Set task:
Among the entries, which lines carry the string "this"? Copy each of them.

Information given:

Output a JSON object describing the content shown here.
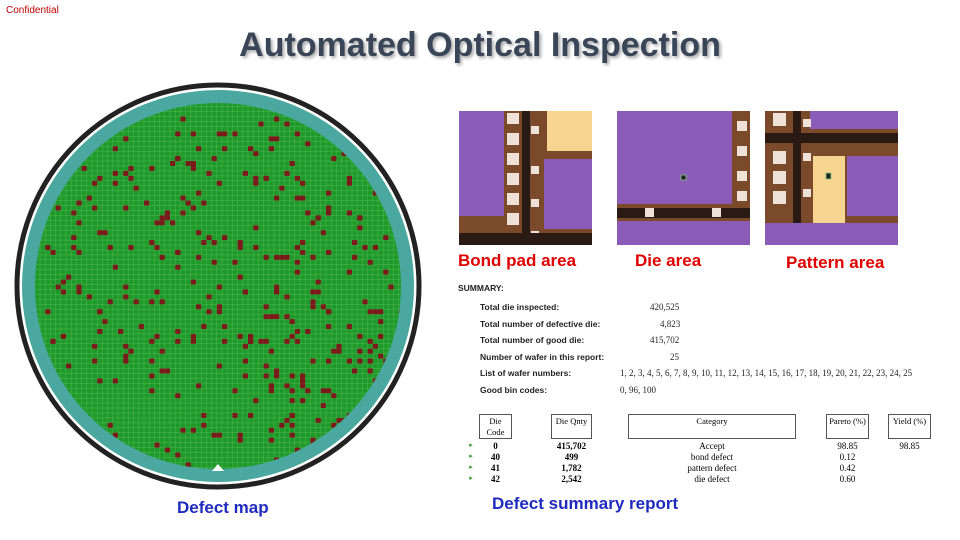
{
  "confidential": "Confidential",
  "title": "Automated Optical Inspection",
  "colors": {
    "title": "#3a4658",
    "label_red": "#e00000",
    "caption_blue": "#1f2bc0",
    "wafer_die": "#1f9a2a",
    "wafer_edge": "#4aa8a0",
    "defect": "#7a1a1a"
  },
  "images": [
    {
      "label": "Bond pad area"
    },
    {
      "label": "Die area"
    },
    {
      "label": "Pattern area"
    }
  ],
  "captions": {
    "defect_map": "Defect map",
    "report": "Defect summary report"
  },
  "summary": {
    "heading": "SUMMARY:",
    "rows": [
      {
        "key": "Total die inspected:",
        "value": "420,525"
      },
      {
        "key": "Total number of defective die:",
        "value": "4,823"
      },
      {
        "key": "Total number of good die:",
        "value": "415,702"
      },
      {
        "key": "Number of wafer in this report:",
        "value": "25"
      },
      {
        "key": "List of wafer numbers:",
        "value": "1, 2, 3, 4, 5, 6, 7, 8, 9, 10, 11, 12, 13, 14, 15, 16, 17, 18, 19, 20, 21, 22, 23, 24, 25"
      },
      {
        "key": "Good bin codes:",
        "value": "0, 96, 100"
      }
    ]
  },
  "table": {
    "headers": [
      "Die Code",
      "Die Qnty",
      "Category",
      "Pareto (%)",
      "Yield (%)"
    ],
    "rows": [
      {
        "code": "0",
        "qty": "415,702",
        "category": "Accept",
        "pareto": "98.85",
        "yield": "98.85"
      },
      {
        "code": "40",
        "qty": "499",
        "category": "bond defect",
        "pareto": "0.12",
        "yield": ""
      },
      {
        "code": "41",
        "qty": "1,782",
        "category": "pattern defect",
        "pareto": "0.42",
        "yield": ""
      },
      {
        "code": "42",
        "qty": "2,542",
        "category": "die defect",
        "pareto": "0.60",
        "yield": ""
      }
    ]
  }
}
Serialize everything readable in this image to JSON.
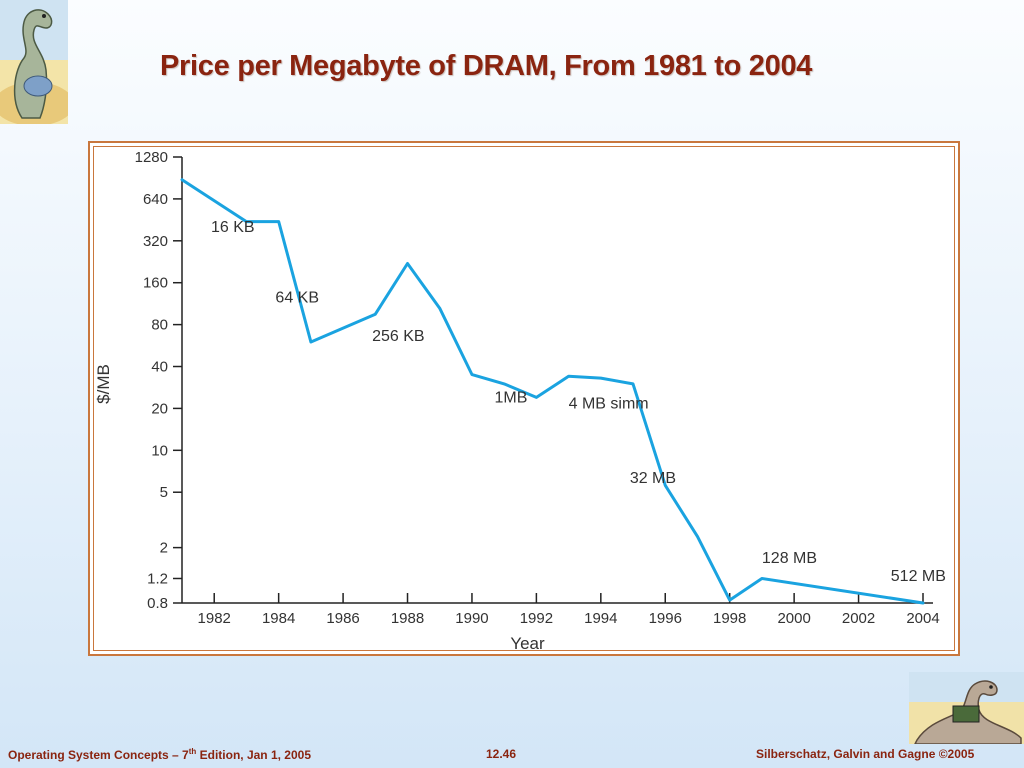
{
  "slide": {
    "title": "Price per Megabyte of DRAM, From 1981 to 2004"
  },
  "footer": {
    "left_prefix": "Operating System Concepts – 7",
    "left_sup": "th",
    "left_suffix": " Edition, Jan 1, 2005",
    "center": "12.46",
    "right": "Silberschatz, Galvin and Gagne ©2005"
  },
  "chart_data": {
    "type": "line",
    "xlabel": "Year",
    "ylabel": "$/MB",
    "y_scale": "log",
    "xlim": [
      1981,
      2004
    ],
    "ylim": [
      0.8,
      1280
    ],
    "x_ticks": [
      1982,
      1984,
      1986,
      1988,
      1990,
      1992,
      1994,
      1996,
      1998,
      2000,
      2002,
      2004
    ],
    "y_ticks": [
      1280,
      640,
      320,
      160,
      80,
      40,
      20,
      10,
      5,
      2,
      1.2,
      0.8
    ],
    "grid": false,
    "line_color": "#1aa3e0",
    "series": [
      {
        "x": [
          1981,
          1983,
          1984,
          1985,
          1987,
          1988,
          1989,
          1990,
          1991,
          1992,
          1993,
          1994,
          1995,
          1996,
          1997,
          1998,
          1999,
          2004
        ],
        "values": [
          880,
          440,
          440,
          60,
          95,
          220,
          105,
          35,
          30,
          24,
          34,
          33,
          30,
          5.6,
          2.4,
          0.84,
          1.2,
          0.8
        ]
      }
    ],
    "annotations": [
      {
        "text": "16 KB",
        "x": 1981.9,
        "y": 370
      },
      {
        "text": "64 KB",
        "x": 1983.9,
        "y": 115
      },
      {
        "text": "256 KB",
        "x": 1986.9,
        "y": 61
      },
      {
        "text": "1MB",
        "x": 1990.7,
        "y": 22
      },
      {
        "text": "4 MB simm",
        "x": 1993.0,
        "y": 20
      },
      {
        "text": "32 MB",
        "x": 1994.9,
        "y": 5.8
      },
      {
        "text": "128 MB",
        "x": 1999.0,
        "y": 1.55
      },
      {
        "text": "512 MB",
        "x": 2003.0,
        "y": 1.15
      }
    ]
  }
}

Complete response:
        "key": "Number of wafer in this report:",
Serialize everything readable in this image to JSON.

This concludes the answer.